[Dataset listings of figures]
────────────────────────────────────────

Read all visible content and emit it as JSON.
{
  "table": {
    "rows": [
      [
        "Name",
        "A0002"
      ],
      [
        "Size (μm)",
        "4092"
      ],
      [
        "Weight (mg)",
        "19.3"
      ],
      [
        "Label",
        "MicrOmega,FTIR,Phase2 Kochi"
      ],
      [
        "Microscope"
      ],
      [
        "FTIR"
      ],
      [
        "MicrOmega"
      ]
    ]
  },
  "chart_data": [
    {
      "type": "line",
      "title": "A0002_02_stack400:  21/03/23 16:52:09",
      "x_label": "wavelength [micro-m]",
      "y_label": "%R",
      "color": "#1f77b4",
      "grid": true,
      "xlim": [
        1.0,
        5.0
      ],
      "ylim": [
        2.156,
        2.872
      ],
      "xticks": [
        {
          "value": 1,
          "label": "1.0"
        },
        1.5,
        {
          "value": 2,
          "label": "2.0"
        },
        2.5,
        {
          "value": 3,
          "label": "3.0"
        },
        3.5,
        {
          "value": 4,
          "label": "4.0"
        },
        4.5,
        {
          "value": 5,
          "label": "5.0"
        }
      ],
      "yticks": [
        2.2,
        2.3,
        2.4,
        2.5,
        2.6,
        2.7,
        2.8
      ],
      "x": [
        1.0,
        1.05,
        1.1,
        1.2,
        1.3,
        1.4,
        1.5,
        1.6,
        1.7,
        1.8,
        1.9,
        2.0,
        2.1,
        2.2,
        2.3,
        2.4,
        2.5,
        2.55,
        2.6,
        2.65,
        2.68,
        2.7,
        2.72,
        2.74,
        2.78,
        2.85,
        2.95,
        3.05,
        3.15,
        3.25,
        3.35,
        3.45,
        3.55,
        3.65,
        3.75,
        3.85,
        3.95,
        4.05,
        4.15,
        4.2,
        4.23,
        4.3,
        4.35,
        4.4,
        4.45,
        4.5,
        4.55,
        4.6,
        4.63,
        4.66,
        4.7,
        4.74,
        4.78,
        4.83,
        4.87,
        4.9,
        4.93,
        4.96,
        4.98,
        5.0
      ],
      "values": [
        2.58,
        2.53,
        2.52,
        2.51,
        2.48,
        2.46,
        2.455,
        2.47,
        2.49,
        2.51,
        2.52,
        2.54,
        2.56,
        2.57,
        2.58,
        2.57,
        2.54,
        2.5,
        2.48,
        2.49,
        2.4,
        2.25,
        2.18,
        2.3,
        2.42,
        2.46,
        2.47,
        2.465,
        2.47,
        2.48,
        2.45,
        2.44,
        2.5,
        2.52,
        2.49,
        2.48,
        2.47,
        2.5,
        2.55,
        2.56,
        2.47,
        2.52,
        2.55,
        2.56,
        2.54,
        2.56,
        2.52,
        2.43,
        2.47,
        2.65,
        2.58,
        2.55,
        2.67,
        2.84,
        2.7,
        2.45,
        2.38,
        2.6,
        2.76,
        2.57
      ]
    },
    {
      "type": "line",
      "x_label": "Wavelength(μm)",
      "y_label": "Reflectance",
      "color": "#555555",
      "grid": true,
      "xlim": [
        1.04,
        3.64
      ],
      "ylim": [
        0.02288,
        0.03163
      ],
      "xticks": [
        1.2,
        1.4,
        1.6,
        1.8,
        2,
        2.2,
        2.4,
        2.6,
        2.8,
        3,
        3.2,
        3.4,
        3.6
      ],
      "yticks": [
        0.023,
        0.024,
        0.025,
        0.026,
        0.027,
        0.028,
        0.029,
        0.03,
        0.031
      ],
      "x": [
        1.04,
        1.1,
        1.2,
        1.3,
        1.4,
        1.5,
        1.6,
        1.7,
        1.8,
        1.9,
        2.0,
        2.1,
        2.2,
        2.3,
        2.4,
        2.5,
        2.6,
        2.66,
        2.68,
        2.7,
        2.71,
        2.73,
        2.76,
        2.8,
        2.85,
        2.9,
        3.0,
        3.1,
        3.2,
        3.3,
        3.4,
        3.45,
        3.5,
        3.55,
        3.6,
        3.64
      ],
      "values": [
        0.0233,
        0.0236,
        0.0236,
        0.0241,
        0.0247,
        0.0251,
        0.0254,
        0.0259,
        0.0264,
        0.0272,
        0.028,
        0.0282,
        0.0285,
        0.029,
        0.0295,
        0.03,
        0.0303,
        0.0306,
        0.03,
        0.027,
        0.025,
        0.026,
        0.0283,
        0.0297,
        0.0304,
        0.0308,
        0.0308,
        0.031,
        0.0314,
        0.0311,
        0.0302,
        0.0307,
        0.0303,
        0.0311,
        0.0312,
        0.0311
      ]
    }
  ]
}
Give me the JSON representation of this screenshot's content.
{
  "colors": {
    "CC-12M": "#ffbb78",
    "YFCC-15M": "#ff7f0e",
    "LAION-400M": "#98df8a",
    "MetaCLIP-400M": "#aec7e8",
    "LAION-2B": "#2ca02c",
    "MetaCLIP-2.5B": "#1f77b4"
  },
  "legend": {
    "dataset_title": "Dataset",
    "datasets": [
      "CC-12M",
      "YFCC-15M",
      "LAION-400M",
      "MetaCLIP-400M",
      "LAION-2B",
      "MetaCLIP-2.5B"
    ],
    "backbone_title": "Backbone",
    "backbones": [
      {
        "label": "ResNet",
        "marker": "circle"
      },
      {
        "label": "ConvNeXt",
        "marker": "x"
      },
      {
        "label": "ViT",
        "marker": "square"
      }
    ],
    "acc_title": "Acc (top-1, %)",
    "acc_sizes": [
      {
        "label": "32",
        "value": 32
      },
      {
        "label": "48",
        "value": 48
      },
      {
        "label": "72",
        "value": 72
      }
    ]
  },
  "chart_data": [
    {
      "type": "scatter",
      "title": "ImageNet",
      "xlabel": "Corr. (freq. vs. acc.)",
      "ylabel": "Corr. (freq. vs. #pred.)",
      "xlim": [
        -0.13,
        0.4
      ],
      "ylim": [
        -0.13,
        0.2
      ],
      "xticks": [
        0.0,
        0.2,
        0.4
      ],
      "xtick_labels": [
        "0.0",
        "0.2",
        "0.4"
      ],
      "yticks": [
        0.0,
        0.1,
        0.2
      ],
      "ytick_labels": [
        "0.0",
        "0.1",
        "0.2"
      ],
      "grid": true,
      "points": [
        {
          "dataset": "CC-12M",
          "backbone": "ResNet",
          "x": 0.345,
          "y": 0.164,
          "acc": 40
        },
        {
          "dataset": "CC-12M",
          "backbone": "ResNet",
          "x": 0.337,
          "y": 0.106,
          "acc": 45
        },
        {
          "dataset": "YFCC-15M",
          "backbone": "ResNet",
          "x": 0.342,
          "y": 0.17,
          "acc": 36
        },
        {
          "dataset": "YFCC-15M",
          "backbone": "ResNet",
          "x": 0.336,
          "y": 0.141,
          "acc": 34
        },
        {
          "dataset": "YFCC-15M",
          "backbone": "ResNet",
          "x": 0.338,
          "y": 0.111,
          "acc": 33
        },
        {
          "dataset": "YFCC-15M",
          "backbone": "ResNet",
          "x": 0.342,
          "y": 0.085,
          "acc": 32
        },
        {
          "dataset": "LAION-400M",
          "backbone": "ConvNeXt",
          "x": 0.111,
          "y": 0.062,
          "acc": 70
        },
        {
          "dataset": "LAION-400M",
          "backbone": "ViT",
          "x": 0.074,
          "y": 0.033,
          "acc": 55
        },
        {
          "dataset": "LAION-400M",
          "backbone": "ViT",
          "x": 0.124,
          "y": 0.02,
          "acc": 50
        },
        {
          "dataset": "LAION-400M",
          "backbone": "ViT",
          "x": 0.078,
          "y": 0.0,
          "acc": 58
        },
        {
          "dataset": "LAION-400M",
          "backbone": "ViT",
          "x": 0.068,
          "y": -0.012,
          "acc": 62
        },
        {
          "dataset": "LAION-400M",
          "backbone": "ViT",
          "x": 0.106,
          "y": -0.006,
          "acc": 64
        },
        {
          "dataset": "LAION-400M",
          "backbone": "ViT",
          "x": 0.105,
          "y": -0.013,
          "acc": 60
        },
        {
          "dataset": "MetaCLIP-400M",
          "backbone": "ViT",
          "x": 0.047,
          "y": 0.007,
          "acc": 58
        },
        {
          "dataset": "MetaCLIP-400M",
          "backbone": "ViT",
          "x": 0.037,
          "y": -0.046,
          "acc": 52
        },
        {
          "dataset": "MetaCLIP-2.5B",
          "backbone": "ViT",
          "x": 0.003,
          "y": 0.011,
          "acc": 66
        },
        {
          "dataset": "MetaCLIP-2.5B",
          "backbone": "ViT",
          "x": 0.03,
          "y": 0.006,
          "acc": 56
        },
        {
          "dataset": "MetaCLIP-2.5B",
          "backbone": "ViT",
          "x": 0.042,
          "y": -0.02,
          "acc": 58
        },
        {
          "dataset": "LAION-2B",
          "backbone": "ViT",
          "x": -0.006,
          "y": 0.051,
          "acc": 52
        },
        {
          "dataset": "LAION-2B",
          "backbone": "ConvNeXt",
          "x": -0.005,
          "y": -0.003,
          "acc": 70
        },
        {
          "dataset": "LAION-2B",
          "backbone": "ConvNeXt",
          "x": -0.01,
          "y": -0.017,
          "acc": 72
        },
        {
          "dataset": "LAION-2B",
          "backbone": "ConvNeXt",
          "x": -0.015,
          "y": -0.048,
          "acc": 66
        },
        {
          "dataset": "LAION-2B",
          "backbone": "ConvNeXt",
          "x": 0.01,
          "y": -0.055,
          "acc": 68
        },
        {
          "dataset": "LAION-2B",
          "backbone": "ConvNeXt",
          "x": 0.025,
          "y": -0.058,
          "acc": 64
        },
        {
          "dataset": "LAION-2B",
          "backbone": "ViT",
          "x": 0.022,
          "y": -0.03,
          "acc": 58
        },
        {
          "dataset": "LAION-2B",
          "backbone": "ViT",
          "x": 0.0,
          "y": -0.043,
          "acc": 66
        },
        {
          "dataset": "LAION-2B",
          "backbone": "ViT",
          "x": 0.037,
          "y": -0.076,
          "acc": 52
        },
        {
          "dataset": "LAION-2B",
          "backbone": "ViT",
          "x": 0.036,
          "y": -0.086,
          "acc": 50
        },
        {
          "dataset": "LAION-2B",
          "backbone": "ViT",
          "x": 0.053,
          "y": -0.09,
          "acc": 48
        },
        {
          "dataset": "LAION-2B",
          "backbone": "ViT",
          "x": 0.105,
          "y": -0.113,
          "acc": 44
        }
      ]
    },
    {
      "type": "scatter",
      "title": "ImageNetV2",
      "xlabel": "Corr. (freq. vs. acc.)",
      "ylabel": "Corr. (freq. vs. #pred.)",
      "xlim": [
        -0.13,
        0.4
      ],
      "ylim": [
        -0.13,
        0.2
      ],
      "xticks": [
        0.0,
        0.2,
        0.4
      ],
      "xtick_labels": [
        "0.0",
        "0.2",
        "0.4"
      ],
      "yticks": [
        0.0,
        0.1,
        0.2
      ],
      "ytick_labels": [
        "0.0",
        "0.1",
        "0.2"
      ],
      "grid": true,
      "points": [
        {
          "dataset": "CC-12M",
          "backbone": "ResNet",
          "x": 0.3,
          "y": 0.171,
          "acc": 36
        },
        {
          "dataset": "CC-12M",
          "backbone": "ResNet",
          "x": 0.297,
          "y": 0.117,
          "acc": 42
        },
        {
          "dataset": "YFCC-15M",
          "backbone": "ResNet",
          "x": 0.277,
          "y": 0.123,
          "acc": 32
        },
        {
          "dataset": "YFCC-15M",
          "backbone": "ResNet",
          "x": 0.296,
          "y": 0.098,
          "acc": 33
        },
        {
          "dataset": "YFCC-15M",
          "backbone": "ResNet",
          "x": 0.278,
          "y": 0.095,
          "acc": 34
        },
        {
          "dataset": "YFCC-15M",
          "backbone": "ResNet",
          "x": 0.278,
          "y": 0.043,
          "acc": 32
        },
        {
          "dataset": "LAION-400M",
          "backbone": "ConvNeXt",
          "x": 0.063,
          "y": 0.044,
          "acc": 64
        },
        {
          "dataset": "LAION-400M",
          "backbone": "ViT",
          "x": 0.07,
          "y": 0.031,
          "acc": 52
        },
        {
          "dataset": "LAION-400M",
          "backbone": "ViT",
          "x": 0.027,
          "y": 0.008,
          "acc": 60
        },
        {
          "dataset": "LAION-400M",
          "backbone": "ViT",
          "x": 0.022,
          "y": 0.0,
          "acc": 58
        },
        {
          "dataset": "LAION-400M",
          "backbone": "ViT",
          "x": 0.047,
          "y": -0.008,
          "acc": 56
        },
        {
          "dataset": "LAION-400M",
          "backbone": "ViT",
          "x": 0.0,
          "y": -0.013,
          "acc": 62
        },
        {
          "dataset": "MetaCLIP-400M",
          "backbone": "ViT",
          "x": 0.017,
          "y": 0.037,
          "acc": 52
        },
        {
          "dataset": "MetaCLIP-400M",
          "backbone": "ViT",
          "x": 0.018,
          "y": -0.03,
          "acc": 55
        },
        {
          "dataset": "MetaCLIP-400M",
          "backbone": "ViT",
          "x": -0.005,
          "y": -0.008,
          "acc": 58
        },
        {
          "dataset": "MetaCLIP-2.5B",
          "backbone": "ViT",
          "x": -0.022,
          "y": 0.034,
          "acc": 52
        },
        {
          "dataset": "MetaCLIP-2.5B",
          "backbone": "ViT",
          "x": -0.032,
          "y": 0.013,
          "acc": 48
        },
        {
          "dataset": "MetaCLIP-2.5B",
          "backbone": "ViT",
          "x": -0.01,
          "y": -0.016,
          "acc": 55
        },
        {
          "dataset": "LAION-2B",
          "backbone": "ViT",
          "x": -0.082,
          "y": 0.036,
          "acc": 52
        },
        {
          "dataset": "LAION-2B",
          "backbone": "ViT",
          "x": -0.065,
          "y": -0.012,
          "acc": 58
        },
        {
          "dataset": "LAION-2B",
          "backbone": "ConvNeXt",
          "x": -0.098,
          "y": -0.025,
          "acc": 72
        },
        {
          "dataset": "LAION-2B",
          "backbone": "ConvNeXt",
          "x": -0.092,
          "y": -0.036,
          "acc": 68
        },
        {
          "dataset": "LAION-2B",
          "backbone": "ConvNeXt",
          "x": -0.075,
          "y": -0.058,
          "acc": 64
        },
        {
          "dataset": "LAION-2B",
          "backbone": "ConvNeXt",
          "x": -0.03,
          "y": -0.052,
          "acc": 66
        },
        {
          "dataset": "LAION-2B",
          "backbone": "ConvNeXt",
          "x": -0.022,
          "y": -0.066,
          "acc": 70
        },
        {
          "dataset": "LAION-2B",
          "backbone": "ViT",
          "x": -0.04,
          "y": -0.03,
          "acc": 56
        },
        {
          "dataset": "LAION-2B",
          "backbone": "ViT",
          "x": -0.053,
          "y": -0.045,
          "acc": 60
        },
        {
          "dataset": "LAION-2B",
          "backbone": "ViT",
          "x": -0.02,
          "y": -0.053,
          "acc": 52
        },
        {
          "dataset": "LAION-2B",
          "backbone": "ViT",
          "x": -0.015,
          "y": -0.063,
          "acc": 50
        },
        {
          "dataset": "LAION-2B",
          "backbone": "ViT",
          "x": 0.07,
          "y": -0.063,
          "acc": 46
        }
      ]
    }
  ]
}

────────────────────────────────────────

Goal of the exercise:
Go through the preceding material and copy each line that has the word "MicrOmega".

Problem solution:
        "MicrOmega,FTIR,Phase2 Kochi"
        "MicrOmega"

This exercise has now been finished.